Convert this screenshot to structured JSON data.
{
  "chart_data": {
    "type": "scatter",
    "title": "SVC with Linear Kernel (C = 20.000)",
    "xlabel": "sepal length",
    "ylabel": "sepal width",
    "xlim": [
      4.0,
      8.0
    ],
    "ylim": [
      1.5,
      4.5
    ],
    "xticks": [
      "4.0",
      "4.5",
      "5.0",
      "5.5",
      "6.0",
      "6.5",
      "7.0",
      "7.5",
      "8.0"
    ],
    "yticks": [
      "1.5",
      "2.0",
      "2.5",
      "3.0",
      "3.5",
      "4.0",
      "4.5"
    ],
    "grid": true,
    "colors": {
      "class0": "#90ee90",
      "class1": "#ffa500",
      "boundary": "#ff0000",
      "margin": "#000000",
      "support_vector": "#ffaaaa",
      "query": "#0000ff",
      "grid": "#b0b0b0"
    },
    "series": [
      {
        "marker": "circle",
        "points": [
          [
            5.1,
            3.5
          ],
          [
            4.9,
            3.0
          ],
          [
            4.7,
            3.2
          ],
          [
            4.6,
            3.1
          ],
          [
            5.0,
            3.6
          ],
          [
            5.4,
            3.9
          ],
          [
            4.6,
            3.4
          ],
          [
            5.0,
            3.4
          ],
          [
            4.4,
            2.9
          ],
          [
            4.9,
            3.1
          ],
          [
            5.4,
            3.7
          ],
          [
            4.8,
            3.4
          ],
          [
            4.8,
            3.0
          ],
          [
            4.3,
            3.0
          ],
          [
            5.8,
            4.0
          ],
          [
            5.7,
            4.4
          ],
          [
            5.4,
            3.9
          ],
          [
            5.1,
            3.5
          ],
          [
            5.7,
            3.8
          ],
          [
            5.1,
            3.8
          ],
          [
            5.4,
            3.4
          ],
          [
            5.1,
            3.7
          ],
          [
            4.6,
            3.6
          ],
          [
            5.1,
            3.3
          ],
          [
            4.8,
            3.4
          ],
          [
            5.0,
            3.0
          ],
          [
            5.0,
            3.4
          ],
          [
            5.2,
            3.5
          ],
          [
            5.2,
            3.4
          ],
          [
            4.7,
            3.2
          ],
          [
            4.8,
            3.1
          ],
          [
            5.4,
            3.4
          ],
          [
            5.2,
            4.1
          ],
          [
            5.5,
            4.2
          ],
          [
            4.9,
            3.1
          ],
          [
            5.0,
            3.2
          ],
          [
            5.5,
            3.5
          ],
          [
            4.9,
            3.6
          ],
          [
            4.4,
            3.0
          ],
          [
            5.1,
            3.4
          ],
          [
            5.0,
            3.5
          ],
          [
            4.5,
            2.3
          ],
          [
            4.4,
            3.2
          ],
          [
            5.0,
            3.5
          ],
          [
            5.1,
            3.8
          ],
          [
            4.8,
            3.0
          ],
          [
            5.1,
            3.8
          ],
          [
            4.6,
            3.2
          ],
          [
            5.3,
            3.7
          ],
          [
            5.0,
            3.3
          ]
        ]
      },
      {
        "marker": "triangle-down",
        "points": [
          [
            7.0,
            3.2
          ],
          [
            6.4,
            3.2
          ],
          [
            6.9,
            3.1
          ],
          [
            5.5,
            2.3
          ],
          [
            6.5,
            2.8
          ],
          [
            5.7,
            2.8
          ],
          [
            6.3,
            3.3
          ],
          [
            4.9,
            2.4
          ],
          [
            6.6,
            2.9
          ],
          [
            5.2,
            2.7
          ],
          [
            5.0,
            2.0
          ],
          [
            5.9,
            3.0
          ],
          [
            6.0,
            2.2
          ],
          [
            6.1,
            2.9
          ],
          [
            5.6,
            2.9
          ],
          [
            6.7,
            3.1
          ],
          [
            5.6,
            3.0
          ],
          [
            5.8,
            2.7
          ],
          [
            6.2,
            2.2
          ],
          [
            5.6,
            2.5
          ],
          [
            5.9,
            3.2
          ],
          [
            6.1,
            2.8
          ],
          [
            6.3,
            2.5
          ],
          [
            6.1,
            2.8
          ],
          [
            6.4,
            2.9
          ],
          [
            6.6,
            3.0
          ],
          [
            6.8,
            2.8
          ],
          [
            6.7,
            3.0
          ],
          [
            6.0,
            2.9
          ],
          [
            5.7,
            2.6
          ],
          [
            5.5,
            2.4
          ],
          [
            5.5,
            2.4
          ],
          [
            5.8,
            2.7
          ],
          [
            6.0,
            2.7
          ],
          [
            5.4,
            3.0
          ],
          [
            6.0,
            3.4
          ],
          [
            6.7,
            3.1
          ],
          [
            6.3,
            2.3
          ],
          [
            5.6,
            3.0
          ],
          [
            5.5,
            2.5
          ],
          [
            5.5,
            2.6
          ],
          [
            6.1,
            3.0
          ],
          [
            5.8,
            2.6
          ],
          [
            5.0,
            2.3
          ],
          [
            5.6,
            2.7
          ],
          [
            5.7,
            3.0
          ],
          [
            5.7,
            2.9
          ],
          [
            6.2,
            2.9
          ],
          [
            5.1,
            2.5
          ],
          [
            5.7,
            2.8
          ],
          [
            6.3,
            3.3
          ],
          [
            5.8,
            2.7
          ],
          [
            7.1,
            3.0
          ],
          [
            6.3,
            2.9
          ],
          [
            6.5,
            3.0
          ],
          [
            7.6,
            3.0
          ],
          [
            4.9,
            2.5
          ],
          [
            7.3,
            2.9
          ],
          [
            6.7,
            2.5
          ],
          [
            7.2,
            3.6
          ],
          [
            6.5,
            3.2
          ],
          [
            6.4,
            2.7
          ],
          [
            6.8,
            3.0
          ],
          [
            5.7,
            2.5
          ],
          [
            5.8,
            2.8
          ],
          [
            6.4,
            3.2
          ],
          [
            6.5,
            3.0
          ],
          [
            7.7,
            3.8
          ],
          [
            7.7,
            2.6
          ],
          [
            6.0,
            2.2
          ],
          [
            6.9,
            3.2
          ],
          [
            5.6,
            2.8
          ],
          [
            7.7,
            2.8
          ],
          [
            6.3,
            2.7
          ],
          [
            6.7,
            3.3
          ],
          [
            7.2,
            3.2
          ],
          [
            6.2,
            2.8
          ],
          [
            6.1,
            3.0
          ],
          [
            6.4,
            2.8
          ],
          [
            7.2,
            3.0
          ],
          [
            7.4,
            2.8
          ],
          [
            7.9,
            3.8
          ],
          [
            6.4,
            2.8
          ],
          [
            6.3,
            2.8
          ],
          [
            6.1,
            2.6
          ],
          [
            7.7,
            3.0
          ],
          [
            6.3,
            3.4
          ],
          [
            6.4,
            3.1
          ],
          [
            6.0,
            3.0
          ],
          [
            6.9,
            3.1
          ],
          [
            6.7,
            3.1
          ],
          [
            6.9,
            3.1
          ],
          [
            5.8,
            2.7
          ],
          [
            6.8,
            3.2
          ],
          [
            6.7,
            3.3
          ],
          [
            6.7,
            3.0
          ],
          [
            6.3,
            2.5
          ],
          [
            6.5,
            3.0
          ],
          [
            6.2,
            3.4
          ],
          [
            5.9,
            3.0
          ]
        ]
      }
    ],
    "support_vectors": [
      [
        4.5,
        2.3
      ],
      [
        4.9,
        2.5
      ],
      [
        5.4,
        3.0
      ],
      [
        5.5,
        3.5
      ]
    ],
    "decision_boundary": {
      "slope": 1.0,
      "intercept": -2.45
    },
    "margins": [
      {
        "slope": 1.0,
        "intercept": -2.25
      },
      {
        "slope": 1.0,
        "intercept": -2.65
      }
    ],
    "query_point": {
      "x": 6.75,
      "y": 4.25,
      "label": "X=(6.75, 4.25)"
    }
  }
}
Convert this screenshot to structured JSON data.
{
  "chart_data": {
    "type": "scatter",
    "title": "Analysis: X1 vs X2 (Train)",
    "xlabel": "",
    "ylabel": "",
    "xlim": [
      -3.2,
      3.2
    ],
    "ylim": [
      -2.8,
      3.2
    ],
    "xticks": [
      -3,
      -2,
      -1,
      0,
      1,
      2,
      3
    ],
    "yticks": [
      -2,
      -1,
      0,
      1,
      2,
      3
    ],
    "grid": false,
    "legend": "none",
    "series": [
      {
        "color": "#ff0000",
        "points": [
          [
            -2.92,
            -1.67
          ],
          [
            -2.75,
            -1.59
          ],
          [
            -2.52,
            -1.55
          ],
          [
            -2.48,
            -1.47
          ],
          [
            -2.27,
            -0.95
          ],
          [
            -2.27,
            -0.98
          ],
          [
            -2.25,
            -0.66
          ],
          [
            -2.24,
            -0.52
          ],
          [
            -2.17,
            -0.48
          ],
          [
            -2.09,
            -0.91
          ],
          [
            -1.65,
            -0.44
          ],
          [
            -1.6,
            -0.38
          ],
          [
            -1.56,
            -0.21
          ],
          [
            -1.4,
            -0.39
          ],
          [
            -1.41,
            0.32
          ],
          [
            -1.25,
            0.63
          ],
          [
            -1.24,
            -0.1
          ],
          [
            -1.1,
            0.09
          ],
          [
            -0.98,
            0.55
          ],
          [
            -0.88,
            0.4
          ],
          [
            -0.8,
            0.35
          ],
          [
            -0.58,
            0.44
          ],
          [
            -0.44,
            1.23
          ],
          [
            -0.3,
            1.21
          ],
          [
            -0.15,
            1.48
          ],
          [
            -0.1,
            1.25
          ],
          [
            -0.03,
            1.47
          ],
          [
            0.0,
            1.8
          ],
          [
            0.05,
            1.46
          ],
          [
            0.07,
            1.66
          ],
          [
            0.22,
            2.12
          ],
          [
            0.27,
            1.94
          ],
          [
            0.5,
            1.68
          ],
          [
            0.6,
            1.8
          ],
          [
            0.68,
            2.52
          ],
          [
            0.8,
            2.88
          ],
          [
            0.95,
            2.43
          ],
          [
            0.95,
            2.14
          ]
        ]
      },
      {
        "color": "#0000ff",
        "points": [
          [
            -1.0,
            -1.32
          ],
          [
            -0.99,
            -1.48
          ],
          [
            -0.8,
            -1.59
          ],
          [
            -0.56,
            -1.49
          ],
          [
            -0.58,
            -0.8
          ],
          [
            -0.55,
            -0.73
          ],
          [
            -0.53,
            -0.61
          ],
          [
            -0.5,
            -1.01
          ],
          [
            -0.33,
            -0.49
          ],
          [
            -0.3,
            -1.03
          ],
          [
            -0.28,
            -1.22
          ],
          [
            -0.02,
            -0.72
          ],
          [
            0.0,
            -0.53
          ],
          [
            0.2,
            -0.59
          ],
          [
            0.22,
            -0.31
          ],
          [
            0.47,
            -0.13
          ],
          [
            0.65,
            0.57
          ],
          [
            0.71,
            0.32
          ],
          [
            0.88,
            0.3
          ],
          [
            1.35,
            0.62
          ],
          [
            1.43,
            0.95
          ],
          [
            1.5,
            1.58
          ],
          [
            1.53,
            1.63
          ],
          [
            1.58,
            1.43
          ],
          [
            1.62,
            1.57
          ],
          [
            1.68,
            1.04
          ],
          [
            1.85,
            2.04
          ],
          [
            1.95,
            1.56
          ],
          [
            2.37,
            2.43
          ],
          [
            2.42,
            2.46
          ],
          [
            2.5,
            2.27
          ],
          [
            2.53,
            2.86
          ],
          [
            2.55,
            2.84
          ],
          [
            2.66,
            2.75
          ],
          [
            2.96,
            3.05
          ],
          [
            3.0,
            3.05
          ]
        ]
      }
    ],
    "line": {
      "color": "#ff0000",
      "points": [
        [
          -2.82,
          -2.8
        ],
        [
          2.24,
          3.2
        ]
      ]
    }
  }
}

_STATED TASK:_
Your answer should be a single number: the count of lines that contain "title".

_CORRECT ANSWER:_
2